## START

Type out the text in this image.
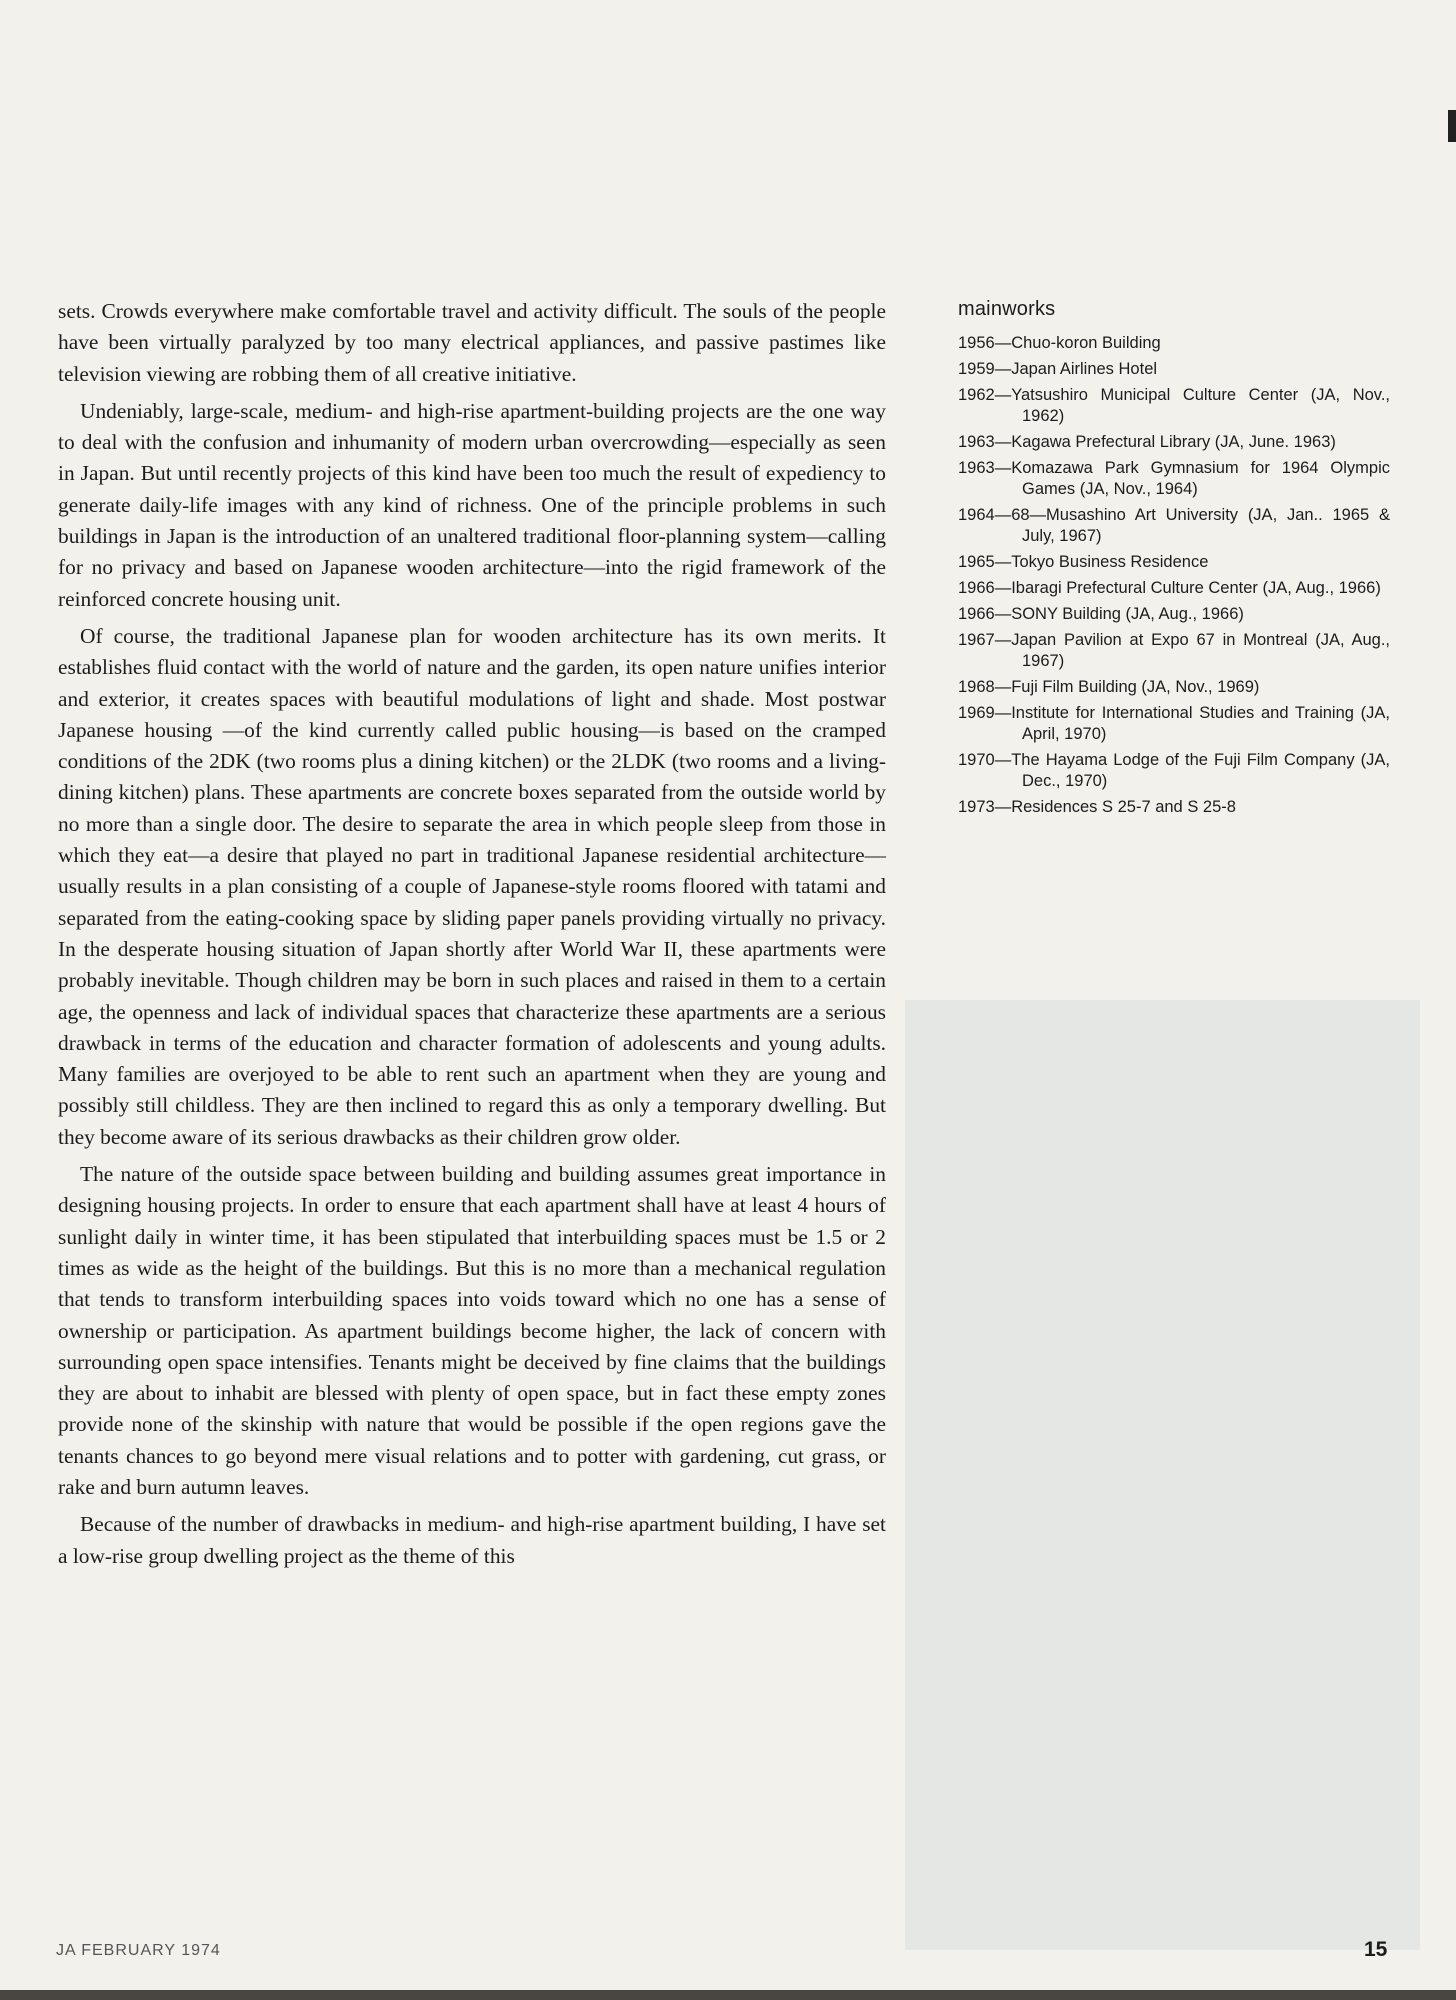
sets. Crowds everywhere make comfortable travel and activity difficult. The souls of the people have been virtually paralyzed by too many electrical appliances, and passive pastimes like television viewing are robbing them of all creative initiative.

Undeniably, large-scale, medium- and high-rise apartment-building projects are the one way to deal with the confusion and inhumanity of modern urban overcrowding—especially as seen in Japan. But until recently projects of this kind have been too much the result of expediency to generate daily-life images with any kind of richness. One of the principle problems in such buildings in Japan is the introduction of an unaltered traditional floor-planning system—calling for no privacy and based on Japanese wooden architecture—into the rigid framework of the reinforced concrete housing unit.

Of course, the traditional Japanese plan for wooden architecture has its own merits. It establishes fluid contact with the world of nature and the garden, its open nature unifies interior and exterior, it creates spaces with beautiful modulations of light and shade. Most postwar Japanese housing —of the kind currently called public housing—is based on the cramped conditions of the 2DK (two rooms plus a dining kitchen) or the 2LDK (two rooms and a living-dining kitchen) plans. These apartments are concrete boxes separated from the outside world by no more than a single door. The desire to separate the area in which people sleep from those in which they eat—a desire that played no part in traditional Japanese residential architecture—usually results in a plan consisting of a couple of Japanese-style rooms floored with tatami and separated from the eating-cooking space by sliding paper panels providing virtually no privacy. In the desperate housing situation of Japan shortly after World War II, these apartments were probably inevitable. Though children may be born in such places and raised in them to a certain age, the openness and lack of individual spaces that characterize these apartments are a serious drawback in terms of the education and character formation of adolescents and young adults. Many families are overjoyed to be able to rent such an apartment when they are young and possibly still childless. They are then inclined to regard this as only a temporary dwelling. But they become aware of its serious drawbacks as their children grow older.

The nature of the outside space between building and building assumes great importance in designing housing projects. In order to ensure that each apartment shall have at least 4 hours of sunlight daily in winter time, it has been stipulated that interbuilding spaces must be 1.5 or 2 times as wide as the height of the buildings. But this is no more than a mechanical regulation that tends to transform interbuilding spaces into voids toward which no one has a sense of ownership or participation. As apartment buildings become higher, the lack of concern with surrounding open space intensifies. Tenants might be deceived by fine claims that the buildings they are about to inhabit are blessed with plenty of open space, but in fact these empty zones provide none of the skinship with nature that would be possible if the open regions gave the tenants chances to go beyond mere visual relations and to potter with gardening, cut grass, or rake and burn autumn leaves.

Because of the number of drawbacks in medium- and high-rise apartment building, I have set a low-rise group dwelling project as the theme of this

mainworks
1956—Chuo-koron Building
1959—Japan Airlines Hotel
1962—Yatsushiro Municipal Culture Center (JA, Nov., 1962)
1963—Kagawa Prefectural Library (JA, June. 1963)
1963—Komazawa Park Gymnasium for 1964 Olympic Games (JA, Nov., 1964)
1964—68—Musashino Art University (JA, Jan.. 1965 & July, 1967)
1965—Tokyo Business Residence
1966—Ibaragi Prefectural Culture Center (JA, Aug., 1966)
1966—SONY Building (JA, Aug., 1966)
1967—Japan Pavilion at Expo 67 in Montreal (JA, Aug., 1967)
1968—Fuji Film Building (JA, Nov., 1969)
1969—Institute for International Studies and Training (JA, April, 1970)
1970—The Hayama Lodge of the Fuji Film Company (JA, Dec., 1970)
1973—Residences S 25-7 and S 25-8
JA FEBRUARY 1974	15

## END

## [Given problem]
Counting only lines of the data above that hold "Culture", report the total and nothing else.

## [Full answer]
2